What you will do
Restate the entire listing word for word.

Figure data in JSON
+ + +

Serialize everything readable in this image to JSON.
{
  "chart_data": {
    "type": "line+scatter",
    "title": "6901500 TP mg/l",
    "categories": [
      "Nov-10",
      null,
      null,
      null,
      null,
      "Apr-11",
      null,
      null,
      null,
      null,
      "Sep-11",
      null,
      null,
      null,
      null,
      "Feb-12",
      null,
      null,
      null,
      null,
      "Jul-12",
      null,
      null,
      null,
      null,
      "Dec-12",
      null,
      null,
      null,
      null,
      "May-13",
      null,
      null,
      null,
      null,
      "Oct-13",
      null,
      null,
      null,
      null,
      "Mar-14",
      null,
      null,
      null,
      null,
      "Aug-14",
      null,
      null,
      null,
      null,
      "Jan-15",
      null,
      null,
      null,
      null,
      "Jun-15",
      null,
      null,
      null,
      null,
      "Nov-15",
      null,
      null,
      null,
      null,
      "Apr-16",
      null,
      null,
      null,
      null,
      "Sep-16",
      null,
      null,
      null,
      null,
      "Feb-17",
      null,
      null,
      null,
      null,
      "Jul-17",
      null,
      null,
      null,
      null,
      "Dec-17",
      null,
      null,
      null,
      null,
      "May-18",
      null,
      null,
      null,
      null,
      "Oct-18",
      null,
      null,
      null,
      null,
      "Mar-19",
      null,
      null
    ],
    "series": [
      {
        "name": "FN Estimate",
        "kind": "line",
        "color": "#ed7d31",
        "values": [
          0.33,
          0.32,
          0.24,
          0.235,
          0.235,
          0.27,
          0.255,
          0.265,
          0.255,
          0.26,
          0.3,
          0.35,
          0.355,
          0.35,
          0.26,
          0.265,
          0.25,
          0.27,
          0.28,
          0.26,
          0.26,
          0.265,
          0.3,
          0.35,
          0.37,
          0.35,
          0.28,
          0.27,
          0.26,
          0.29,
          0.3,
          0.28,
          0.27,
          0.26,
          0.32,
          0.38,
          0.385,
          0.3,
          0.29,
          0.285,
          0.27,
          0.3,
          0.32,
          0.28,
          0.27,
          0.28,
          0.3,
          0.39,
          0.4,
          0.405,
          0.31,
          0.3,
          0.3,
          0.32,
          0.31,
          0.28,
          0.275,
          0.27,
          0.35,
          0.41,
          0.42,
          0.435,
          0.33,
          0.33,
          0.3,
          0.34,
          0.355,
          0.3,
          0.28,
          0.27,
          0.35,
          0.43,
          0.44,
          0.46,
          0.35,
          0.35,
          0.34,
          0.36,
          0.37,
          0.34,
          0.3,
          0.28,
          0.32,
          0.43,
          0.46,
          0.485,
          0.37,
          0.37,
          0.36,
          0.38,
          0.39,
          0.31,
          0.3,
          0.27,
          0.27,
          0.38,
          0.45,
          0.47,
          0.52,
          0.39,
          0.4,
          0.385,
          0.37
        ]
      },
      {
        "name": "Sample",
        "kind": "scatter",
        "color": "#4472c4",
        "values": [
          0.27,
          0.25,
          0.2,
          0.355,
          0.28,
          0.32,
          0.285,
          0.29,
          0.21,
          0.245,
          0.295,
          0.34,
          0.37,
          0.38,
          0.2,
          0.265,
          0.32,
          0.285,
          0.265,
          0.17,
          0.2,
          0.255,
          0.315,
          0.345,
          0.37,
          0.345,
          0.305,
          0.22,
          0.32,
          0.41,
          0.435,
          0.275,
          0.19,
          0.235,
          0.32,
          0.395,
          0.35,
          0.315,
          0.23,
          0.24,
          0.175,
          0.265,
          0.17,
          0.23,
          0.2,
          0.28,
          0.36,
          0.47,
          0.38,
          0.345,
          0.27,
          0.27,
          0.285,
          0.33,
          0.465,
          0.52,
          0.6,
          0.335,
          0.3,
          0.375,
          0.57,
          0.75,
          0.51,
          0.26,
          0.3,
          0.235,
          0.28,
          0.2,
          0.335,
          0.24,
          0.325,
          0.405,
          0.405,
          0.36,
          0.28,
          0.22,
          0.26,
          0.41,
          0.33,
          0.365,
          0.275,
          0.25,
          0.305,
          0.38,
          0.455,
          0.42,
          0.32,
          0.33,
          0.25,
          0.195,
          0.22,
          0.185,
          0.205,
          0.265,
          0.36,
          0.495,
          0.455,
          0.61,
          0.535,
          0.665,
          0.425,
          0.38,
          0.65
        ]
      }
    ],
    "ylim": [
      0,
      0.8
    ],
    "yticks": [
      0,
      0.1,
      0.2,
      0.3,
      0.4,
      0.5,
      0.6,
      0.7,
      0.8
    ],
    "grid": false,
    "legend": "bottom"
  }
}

+ + +

Worked solution
Serialize everything readable in this image to JSON.
{
  "chart_data": {
    "type": "line+scatter",
    "title": "6901500 TP mg/l",
    "categories": [
      "Nov-10",
      null,
      null,
      null,
      null,
      "Apr-11",
      null,
      null,
      null,
      null,
      "Sep-11",
      null,
      null,
      null,
      null,
      "Feb-12",
      null,
      null,
      null,
      null,
      "Jul-12",
      null,
      null,
      null,
      null,
      "Dec-12",
      null,
      null,
      null,
      null,
      "May-13",
      null,
      null,
      null,
      null,
      "Oct-13",
      null,
      null,
      null,
      null,
      "Mar-14",
      null,
      null,
      null,
      null,
      "Aug-14",
      null,
      null,
      null,
      null,
      "Jan-15",
      null,
      null,
      null,
      null,
      "Jun-15",
      null,
      null,
      null,
      null,
      "Nov-15",
      null,
      null,
      null,
      null,
      "Apr-16",
      null,
      null,
      null,
      null,
      "Sep-16",
      null,
      null,
      null,
      null,
      "Feb-17",
      null,
      null,
      null,
      null,
      "Jul-17",
      null,
      null,
      null,
      null,
      "Dec-17",
      null,
      null,
      null,
      null,
      "May-18",
      null,
      null,
      null,
      null,
      "Oct-18",
      null,
      null,
      null,
      null,
      "Mar-19",
      null,
      null
    ],
    "series": [
      {
        "name": "FN Estimate",
        "kind": "line",
        "color": "#ed7d31",
        "values": [
          0.33,
          0.32,
          0.24,
          0.235,
          0.235,
          0.27,
          0.255,
          0.265,
          0.255,
          0.26,
          0.3,
          0.35,
          0.355,
          0.35,
          0.26,
          0.265,
          0.25,
          0.27,
          0.28,
          0.26,
          0.26,
          0.265,
          0.3,
          0.35,
          0.37,
          0.35,
          0.28,
          0.27,
          0.26,
          0.29,
          0.3,
          0.28,
          0.27,
          0.26,
          0.32,
          0.38,
          0.385,
          0.3,
          0.29,
          0.285,
          0.27,
          0.3,
          0.32,
          0.28,
          0.27,
          0.28,
          0.3,
          0.39,
          0.4,
          0.405,
          0.31,
          0.3,
          0.3,
          0.32,
          0.31,
          0.28,
          0.275,
          0.27,
          0.35,
          0.41,
          0.42,
          0.435,
          0.33,
          0.33,
          0.3,
          0.34,
          0.355,
          0.3,
          0.28,
          0.27,
          0.35,
          0.43,
          0.44,
          0.46,
          0.35,
          0.35,
          0.34,
          0.36,
          0.37,
          0.34,
          0.3,
          0.28,
          0.32,
          0.43,
          0.46,
          0.485,
          0.37,
          0.37,
          0.36,
          0.38,
          0.39,
          0.31,
          0.3,
          0.27,
          0.27,
          0.38,
          0.45,
          0.47,
          0.52,
          0.39,
          0.4,
          0.385,
          0.37
        ]
      },
      {
        "name": "Sample",
        "kind": "scatter",
        "color": "#4472c4",
        "values": [
          0.27,
          0.25,
          0.2,
          0.355,
          0.28,
          0.32,
          0.285,
          0.29,
          0.21,
          0.245,
          0.295,
          0.34,
          0.37,
          0.38,
          0.2,
          0.265,
          0.32,
          0.285,
          0.265,
          0.17,
          0.2,
          0.255,
          0.315,
          0.345,
          0.37,
          0.345,
          0.305,
          0.22,
          0.32,
          0.41,
          0.435,
          0.275,
          0.19,
          0.235,
          0.32,
          0.395,
          0.35,
          0.315,
          0.23,
          0.24,
          0.175,
          0.265,
          0.17,
          0.23,
          0.2,
          0.28,
          0.36,
          0.47,
          0.38,
          0.345,
          0.27,
          0.27,
          0.285,
          0.33,
          0.465,
          0.52,
          0.6,
          0.335,
          0.3,
          0.375,
          0.57,
          0.75,
          0.51,
          0.26,
          0.3,
          0.235,
          0.28,
          0.2,
          0.335,
          0.24,
          0.325,
          0.405,
          0.405,
          0.36,
          0.28,
          0.22,
          0.26,
          0.41,
          0.33,
          0.365,
          0.275,
          0.25,
          0.305,
          0.38,
          0.455,
          0.42,
          0.32,
          0.33,
          0.25,
          0.195,
          0.22,
          0.185,
          0.205,
          0.265,
          0.36,
          0.495,
          0.455,
          0.61,
          0.535,
          0.665,
          0.425,
          0.38,
          0.65
        ]
      }
    ],
    "ylim": [
      0,
      0.8
    ],
    "yticks": [
      0,
      0.1,
      0.2,
      0.3,
      0.4,
      0.5,
      0.6,
      0.7,
      0.8
    ],
    "grid": false,
    "legend": "bottom"
  }
}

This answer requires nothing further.